#### TASK TO CARRY OUT:
According to the passage below on saving Instagram photos, why are class- and id-based approaches not quite feasible?

#### EXTRACT:
Recently I find myself often wanting to save great Instagram photos from others.

Although mostly accessed via its app, Instagram does have a website version. It’s a good starting point. However it’s quite troublesome to write a crawler as the website only lazy-loads the urls and images when you scroll down, and those image urls are initially loaded via JavaScript/JSON, not via HTML.

Since the moment I realize I want to save certain photos, they are already there, rendered into HTML tags, so I did some digging:

// Hoping this jQuery query does not break too often.
// Other class and id based approaches are not quite feasible
// due to the fact that the site is built using React and they are
// hash-based, i.e., can change quite frequently.
$('article img').each(function(i, img) {
  console.log(i, img.src);

So it worked as expected when pasted into the Chrome DevTools: the site has shielding set up for the photos so you cannot just right click and save the photo, but you can always get those src attributes by jQuery-ing imgs.

#### Rows excerpted from a collection:
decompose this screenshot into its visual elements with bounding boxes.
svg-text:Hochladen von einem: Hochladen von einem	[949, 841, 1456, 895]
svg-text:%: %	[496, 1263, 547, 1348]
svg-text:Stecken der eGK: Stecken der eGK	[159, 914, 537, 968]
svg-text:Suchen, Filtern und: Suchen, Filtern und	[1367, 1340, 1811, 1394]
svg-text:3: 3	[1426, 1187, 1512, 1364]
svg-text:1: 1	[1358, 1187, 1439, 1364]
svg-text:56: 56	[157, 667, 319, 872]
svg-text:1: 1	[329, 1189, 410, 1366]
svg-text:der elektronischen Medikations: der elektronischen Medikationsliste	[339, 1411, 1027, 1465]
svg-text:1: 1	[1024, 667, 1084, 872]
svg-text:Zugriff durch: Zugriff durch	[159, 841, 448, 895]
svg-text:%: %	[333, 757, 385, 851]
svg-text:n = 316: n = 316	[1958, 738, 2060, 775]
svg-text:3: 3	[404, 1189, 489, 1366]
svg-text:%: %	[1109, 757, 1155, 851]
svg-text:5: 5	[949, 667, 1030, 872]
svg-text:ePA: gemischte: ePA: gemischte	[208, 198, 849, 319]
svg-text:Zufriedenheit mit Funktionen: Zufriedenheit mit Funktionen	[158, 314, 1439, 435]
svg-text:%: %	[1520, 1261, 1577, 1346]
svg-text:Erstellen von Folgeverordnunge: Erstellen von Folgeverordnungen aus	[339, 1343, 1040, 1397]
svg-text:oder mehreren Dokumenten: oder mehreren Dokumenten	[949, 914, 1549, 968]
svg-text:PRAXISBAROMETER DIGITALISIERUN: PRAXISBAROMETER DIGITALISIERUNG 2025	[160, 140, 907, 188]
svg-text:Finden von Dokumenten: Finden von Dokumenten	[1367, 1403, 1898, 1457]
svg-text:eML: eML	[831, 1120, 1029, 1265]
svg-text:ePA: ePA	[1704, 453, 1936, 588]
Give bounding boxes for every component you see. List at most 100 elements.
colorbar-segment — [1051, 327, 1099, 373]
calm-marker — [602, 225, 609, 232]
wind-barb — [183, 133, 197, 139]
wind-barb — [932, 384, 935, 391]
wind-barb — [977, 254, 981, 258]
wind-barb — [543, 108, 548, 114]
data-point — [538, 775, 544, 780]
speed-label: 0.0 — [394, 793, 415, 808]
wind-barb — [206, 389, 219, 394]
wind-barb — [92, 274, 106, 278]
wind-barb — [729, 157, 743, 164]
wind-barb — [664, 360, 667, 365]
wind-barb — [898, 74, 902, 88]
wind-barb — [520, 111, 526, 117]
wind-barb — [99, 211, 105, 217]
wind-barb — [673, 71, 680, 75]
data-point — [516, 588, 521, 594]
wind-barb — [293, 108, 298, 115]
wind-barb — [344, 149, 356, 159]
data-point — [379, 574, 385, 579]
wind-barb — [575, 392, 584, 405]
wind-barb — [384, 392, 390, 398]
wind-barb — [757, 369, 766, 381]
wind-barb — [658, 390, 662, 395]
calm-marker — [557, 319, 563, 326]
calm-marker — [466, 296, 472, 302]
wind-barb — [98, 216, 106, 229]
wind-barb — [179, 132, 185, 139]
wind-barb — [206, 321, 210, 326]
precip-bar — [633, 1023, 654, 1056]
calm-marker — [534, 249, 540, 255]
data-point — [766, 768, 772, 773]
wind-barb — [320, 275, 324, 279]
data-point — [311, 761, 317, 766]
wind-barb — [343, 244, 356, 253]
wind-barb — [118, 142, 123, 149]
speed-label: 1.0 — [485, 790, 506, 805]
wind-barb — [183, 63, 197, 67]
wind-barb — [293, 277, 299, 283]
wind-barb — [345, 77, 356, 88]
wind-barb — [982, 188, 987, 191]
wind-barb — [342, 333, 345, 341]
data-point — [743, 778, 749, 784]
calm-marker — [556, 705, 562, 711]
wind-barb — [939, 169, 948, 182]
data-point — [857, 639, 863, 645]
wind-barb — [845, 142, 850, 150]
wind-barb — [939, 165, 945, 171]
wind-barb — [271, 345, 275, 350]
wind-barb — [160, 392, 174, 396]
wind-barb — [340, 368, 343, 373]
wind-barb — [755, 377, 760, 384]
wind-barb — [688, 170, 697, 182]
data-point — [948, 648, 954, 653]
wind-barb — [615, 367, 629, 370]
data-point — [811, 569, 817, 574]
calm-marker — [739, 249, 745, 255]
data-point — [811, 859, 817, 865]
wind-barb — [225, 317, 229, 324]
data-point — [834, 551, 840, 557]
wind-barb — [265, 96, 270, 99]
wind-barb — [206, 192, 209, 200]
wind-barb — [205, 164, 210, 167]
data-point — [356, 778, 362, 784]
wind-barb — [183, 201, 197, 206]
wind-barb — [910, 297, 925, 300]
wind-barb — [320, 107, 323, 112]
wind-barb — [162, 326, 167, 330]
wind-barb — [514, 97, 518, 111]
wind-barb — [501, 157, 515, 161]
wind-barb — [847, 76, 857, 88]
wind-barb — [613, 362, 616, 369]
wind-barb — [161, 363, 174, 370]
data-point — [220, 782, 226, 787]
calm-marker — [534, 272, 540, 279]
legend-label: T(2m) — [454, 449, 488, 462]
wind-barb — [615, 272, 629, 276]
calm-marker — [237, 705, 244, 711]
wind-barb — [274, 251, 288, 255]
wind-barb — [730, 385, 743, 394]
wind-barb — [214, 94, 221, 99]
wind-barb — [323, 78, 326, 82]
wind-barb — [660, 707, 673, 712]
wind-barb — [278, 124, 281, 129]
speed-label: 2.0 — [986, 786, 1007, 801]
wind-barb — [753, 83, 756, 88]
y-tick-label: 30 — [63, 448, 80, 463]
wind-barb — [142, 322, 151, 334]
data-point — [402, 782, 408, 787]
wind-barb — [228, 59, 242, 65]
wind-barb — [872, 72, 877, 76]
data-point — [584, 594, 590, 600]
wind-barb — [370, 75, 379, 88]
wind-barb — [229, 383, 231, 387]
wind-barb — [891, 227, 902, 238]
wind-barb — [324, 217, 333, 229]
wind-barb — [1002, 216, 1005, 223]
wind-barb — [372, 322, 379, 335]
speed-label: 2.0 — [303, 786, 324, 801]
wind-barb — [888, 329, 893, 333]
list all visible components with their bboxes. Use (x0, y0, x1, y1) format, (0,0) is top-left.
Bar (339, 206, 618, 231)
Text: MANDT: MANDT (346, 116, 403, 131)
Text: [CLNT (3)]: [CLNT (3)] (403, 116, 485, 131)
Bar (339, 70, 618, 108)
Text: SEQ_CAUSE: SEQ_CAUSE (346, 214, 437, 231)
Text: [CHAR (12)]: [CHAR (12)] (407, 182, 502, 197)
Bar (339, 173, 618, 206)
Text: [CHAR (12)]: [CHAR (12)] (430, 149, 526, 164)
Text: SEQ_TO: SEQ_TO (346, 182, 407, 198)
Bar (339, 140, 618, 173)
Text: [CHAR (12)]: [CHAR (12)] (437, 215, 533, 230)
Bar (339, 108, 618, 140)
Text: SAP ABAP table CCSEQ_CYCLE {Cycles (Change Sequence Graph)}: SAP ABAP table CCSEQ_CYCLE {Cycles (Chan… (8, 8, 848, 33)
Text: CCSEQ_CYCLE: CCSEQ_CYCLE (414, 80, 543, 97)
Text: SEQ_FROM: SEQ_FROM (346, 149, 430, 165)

#### WORKED SOLUTION:
The site is built using React, and its classes and ids are hash-based, so they can change quite frequently.